■ Directive ■
Below is the data. Give it again, complete and exact.

■ Dataset entries ■
++++++++
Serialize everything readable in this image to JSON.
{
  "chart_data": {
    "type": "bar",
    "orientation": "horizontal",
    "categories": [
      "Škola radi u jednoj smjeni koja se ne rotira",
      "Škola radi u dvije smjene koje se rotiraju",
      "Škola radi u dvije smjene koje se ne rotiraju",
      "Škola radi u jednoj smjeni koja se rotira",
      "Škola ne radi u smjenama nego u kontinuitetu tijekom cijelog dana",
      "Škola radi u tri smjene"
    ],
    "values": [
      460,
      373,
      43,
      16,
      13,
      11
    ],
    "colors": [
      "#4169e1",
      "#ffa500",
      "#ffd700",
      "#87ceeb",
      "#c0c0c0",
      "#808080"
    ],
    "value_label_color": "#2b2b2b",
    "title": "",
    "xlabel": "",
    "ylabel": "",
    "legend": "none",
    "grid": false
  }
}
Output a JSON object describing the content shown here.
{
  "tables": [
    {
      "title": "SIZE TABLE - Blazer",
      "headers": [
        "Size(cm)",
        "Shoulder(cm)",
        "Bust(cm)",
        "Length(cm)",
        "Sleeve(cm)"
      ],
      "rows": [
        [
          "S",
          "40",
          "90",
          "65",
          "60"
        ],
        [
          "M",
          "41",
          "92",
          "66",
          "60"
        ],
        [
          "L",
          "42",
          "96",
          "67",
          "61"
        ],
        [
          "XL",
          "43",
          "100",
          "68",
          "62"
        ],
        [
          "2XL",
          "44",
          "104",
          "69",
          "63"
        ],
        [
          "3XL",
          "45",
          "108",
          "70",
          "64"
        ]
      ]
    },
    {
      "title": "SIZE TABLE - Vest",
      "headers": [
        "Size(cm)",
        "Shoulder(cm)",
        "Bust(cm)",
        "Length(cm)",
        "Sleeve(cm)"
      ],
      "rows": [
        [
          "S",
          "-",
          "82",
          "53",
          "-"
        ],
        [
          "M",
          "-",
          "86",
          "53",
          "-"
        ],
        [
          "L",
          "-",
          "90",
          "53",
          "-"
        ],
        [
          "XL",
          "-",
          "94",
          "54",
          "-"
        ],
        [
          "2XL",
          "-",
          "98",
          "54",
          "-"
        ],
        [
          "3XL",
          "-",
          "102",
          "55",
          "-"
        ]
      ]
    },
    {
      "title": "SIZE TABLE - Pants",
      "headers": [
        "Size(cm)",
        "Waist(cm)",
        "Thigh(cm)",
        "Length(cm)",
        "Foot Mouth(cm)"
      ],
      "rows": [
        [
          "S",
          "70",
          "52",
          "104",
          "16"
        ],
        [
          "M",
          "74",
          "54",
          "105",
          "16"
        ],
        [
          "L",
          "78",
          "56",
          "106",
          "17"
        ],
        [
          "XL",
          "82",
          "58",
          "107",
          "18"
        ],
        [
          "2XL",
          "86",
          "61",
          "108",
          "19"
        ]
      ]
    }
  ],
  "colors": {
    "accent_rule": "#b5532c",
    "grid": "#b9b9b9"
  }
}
++++++++
■ Reply ■
Serialize everything readable in this image to JSON.
{
  "chart_data": {
    "type": "bar",
    "orientation": "horizontal",
    "categories": [
      "Škola radi u jednoj smjeni koja se ne rotira",
      "Škola radi u dvije smjene koje se rotiraju",
      "Škola radi u dvije smjene koje se ne rotiraju",
      "Škola radi u jednoj smjeni koja se rotira",
      "Škola ne radi u smjenama nego u kontinuitetu tijekom cijelog dana",
      "Škola radi u tri smjene"
    ],
    "values": [
      460,
      373,
      43,
      16,
      13,
      11
    ],
    "colors": [
      "#4169e1",
      "#ffa500",
      "#ffd700",
      "#87ceeb",
      "#c0c0c0",
      "#808080"
    ],
    "value_label_color": "#2b2b2b",
    "title": "",
    "xlabel": "",
    "ylabel": "",
    "legend": "none",
    "grid": false
  }
}
Output a JSON object describing the content shown here.
{
  "tables": [
    {
      "title": "SIZE TABLE - Blazer",
      "headers": [
        "Size(cm)",
        "Shoulder(cm)",
        "Bust(cm)",
        "Length(cm)",
        "Sleeve(cm)"
      ],
      "rows": [
        [
          "S",
          "40",
          "90",
          "65",
          "60"
        ],
        [
          "M",
          "41",
          "92",
          "66",
          "60"
        ],
        [
          "L",
          "42",
          "96",
          "67",
          "61"
        ],
        [
          "XL",
          "43",
          "100",
          "68",
          "62"
        ],
        [
          "2XL",
          "44",
          "104",
          "69",
          "63"
        ],
        [
          "3XL",
          "45",
          "108",
          "70",
          "64"
        ]
      ]
    },
    {
      "title": "SIZE TABLE - Vest",
      "headers": [
        "Size(cm)",
        "Shoulder(cm)",
        "Bust(cm)",
        "Length(cm)",
        "Sleeve(cm)"
      ],
      "rows": [
        [
          "S",
          "-",
          "82",
          "53",
          "-"
        ],
        [
          "M",
          "-",
          "86",
          "53",
          "-"
        ],
        [
          "L",
          "-",
          "90",
          "53",
          "-"
        ],
        [
          "XL",
          "-",
          "94",
          "54",
          "-"
        ],
        [
          "2XL",
          "-",
          "98",
          "54",
          "-"
        ],
        [
          "3XL",
          "-",
          "102",
          "55",
          "-"
        ]
      ]
    },
    {
      "title": "SIZE TABLE - Pants",
      "headers": [
        "Size(cm)",
        "Waist(cm)",
        "Thigh(cm)",
        "Length(cm)",
        "Foot Mouth(cm)"
      ],
      "rows": [
        [
          "S",
          "70",
          "52",
          "104",
          "16"
        ],
        [
          "M",
          "74",
          "54",
          "105",
          "16"
        ],
        [
          "L",
          "78",
          "56",
          "106",
          "17"
        ],
        [
          "XL",
          "82",
          "58",
          "107",
          "18"
        ],
        [
          "2XL",
          "86",
          "61",
          "108",
          "19"
        ]
      ]
    }
  ],
  "colors": {
    "accent_rule": "#b5532c",
    "grid": "#b9b9b9"
  }
}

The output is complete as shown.